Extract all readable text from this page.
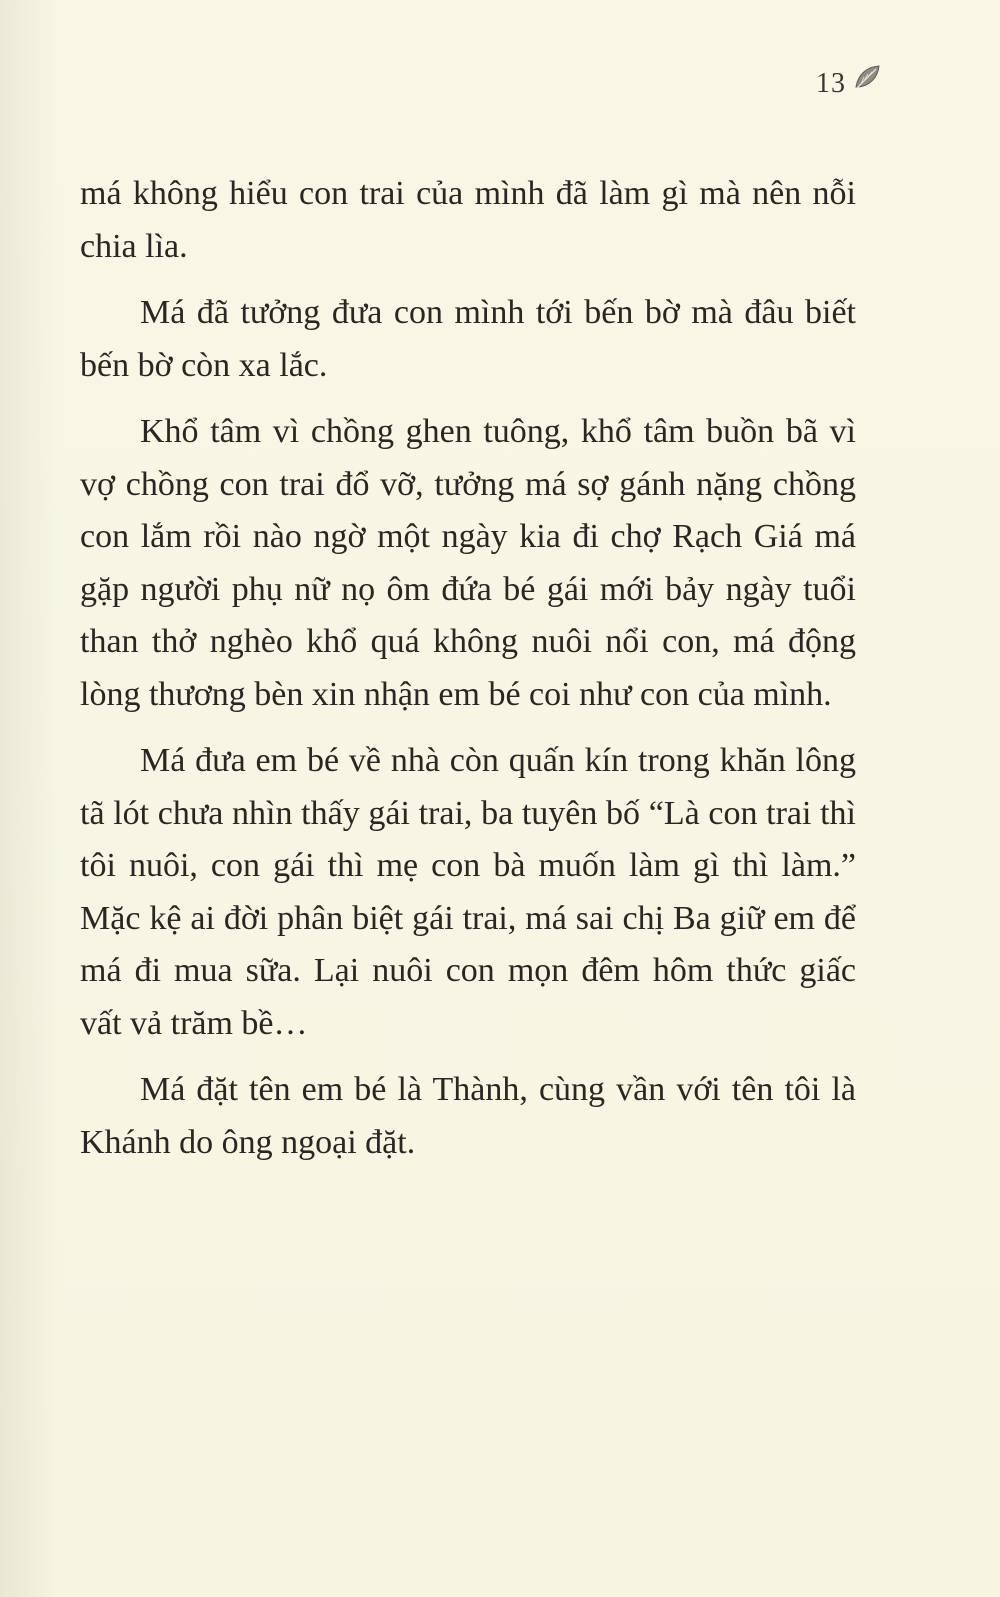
13

má không hiểu con trai của mình đã làm gì mà nên nỗi chia lìa.

Má đã tưởng đưa con mình tới bến bờ mà đâu biết bến bờ còn xa lắc.

Khổ tâm vì chồng ghen tuông, khổ tâm buồn bã vì vợ chồng con trai đổ vỡ, tưởng má sợ gánh nặng chồng con lắm rồi nào ngờ một ngày kia đi chợ Rạch Giá má gặp người phụ nữ nọ ôm đứa bé gái mới bảy ngày tuổi than thở nghèo khổ quá không nuôi nổi con, má động lòng thương bèn xin nhận em bé coi như con của mình.

Má đưa em bé về nhà còn quấn kín trong khăn lông tã lót chưa nhìn thấy gái trai, ba tuyên bố “Là con trai thì tôi nuôi, con gái thì mẹ con bà muốn làm gì thì làm.” Mặc kệ ai đời phân biệt gái trai, má sai chị Ba giữ em để má đi mua sữa. Lại nuôi con mọn đêm hôm thức giấc vất vả trăm bề…

Má đặt tên em bé là Thành, cùng vần với tên tôi là Khánh do ông ngoại đặt.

> _Your objective_
Give all the entries again exactly, dropping each picture.

> _Problem solution_
Extract all readable text from this page.
13

má không hiểu con trai của mình đã làm gì mà nên nỗi chia lìa.

Má đã tưởng đưa con mình tới bến bờ mà đâu biết bến bờ còn xa lắc.

Khổ tâm vì chồng ghen tuông, khổ tâm buồn bã vì vợ chồng con trai đổ vỡ, tưởng má sợ gánh nặng chồng con lắm rồi nào ngờ một ngày kia đi chợ Rạch Giá má gặp người phụ nữ nọ ôm đứa bé gái mới bảy ngày tuổi than thở nghèo khổ quá không nuôi nổi con, má động lòng thương bèn xin nhận em bé coi như con của mình.

Má đưa em bé về nhà còn quấn kín trong khăn lông tã lót chưa nhìn thấy gái trai, ba tuyên bố “Là con trai thì tôi nuôi, con gái thì mẹ con bà muốn làm gì thì làm.” Mặc kệ ai đời phân biệt gái trai, má sai chị Ba giữ em để má đi mua sữa. Lại nuôi con mọn đêm hôm thức giấc vất vả trăm bề…

Má đặt tên em bé là Thành, cùng vần với tên tôi là Khánh do ông ngoại đặt.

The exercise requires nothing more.